WRITTEN PROBLEM:
Output every record below exactly as it appears.

A run of records:

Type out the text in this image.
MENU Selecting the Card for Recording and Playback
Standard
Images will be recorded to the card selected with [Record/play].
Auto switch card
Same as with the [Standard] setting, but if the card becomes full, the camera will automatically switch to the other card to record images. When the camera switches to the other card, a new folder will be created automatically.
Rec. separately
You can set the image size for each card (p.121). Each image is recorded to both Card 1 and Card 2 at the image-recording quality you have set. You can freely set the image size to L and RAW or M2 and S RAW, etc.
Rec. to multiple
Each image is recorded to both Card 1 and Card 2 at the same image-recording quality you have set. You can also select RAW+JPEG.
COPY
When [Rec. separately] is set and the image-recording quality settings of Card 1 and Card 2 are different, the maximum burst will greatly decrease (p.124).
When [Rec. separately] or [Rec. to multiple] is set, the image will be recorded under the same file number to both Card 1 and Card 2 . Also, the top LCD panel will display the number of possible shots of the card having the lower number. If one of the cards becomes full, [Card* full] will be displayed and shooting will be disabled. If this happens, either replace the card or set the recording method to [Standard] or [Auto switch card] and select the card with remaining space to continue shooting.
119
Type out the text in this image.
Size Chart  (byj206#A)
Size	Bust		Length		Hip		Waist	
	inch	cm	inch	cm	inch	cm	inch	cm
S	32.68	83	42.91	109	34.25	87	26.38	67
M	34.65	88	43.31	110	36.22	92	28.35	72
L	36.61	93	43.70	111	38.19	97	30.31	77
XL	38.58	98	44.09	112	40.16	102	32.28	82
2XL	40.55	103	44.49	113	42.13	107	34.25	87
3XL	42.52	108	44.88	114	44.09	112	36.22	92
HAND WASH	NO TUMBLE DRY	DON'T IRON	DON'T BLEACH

RESULT OF THE EXERCISE:
Type out the text in this image.
MENU Selecting the Card for Recording and Playback
Standard
Images will be recorded to the card selected with [Record/play].
Auto switch card
Same as with the [Standard] setting, but if the card becomes full, the camera will automatically switch to the other card to record images. When the camera switches to the other card, a new folder will be created automatically.
Rec. separately
You can set the image size for each card (p.121). Each image is recorded to both Card 1 and Card 2 at the image-recording quality you have set. You can freely set the image size to L and RAW or M2 and S RAW, etc.
Rec. to multiple
Each image is recorded to both Card 1 and Card 2 at the same image-recording quality you have set. You can also select RAW+JPEG.
COPY
When [Rec. separately] is set and the image-recording quality settings of Card 1 and Card 2 are different, the maximum burst will greatly decrease (p.124).
When [Rec. separately] or [Rec. to multiple] is set, the image will be recorded under the same file number to both Card 1 and Card 2 . Also, the top LCD panel will display the number of possible shots of the card having the lower number. If one of the cards becomes full, [Card* full] will be displayed and shooting will be disabled. If this happens, either replace the card or set the recording method to [Standard] or [Auto switch card] and select the card with remaining space to continue shooting.
119
Type out the text in this image.
Size Chart  (byj206#A)
Size	Bust		Length		Hip		Waist	
	inch	cm	inch	cm	inch	cm	inch	cm
S	32.68	83	42.91	109	34.25	87	26.38	67
M	34.65	88	43.31	110	36.22	92	28.35	72
L	36.61	93	43.70	111	38.19	97	30.31	77
XL	38.58	98	44.09	112	40.16	102	32.28	82
2XL	40.55	103	44.49	113	42.13	107	34.25	87
3XL	42.52	108	44.88	114	44.09	112	36.22	92
HAND WASH	NO TUMBLE DRY	DON'T IRON	DON'T BLEACH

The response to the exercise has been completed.